Records to use START

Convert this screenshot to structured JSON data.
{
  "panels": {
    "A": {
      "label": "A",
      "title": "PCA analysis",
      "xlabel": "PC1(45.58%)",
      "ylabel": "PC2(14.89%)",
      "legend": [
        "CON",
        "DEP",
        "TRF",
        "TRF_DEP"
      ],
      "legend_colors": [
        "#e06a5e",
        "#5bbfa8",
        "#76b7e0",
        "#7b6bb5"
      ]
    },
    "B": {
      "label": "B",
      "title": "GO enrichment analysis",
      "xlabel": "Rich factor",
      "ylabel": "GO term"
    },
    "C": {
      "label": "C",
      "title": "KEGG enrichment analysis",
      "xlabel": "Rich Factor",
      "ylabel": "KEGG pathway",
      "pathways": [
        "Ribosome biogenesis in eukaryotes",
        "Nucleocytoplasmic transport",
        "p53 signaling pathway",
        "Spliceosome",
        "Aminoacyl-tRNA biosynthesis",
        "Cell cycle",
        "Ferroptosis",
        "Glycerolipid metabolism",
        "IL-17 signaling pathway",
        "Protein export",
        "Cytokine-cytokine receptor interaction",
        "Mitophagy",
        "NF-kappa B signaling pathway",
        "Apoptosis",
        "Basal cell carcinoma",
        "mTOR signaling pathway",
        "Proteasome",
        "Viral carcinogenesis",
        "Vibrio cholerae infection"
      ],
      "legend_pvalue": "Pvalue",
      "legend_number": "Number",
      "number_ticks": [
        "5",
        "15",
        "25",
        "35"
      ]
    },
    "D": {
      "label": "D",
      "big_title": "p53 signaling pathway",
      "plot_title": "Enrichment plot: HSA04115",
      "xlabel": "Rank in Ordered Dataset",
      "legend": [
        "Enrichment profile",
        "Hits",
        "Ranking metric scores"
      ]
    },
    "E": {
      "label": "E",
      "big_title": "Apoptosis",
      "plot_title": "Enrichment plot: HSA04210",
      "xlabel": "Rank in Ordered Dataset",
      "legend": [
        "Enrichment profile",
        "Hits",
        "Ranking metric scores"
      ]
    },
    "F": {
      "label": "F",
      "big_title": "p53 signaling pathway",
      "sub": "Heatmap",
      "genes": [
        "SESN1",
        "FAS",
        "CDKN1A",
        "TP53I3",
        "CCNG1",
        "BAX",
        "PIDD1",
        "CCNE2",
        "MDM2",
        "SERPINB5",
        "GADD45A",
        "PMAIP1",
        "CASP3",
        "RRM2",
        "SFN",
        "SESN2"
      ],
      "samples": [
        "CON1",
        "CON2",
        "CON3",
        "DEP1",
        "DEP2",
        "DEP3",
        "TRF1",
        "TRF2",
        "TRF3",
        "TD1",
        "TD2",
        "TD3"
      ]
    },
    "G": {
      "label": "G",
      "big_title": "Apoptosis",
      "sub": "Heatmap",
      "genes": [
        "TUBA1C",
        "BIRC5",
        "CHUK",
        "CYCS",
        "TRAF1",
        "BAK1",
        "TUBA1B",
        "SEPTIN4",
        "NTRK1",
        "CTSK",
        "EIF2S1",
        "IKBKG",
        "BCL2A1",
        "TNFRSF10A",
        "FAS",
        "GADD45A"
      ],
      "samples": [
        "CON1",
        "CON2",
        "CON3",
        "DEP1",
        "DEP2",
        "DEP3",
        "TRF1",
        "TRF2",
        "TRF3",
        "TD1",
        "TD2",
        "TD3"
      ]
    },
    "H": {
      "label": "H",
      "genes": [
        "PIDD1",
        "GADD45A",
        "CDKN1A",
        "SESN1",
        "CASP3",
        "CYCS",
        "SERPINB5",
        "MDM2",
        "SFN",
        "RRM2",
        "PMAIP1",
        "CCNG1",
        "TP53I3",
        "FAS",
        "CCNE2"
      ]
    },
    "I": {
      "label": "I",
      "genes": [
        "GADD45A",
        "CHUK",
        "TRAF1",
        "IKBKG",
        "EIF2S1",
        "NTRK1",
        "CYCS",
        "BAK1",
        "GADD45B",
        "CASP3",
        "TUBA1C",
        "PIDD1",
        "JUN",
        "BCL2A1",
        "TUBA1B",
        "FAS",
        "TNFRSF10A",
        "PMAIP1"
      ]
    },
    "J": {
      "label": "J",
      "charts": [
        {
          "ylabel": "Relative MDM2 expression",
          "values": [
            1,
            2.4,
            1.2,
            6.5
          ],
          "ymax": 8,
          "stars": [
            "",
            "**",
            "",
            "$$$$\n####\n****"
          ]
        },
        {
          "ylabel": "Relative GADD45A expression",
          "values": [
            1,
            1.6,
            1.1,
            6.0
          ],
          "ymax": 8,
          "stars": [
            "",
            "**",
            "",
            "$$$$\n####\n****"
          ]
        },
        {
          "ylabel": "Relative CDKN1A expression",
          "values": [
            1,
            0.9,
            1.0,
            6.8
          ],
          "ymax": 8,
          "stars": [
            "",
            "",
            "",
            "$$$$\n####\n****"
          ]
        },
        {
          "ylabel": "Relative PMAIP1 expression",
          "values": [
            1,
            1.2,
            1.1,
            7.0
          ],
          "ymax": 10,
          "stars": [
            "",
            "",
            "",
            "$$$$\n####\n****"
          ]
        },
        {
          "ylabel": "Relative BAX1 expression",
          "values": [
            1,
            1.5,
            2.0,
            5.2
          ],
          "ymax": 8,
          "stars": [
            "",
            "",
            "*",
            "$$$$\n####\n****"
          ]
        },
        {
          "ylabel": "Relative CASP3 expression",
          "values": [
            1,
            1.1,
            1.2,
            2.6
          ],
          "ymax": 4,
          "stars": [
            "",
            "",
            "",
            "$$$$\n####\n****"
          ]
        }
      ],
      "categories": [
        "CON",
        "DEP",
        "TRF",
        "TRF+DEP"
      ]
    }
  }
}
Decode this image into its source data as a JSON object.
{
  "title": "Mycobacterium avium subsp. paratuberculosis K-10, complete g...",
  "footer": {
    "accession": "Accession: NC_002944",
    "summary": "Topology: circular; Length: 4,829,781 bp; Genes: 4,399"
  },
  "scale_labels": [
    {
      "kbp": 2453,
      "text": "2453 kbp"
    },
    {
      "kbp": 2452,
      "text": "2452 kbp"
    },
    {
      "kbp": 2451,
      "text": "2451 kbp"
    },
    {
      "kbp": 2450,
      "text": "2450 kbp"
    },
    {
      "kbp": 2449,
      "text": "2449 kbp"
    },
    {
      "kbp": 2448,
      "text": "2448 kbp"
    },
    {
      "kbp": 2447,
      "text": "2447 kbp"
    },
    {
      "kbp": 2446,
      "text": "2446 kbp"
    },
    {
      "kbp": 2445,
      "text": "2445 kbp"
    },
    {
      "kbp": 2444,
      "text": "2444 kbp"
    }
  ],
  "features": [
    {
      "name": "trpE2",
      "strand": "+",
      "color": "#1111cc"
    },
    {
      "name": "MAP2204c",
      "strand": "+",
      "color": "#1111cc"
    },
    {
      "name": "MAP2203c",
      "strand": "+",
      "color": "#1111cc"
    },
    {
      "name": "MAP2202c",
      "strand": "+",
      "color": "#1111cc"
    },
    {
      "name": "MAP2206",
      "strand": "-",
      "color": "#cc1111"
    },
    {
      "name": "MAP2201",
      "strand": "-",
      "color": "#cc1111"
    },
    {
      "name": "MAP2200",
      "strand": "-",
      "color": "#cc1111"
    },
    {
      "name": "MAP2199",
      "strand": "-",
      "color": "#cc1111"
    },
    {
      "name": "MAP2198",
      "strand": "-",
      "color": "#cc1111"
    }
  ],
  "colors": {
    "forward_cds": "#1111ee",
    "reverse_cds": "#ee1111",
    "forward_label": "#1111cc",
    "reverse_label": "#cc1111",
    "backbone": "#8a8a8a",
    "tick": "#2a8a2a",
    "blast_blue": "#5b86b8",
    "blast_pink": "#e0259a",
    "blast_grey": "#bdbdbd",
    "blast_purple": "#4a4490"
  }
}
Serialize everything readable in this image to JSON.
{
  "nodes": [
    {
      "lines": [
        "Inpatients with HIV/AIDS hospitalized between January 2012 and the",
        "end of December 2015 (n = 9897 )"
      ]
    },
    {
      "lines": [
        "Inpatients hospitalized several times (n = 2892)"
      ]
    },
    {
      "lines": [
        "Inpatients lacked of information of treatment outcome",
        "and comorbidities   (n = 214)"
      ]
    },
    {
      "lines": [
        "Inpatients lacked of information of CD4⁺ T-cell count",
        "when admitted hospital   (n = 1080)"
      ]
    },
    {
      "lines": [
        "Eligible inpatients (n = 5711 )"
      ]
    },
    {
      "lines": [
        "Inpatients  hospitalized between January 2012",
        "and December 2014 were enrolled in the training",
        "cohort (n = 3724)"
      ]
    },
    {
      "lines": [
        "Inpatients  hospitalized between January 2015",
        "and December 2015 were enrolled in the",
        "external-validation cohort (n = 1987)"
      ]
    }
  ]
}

Records to use END

How to complete this task: Look through the records above and please copy every line in which the string "text" occurs.

Answer space:
      "text": "2453 kbp"
      "text": "2452 kbp"
      "text": "2451 kbp"
      "text": "2450 kbp"
      "text": "2449 kbp"
      "text": "2448 kbp"
      "text": "2447 kbp"
      "text": "2446 kbp"
      "text": "2445 kbp"
      "text": "2444 kbp"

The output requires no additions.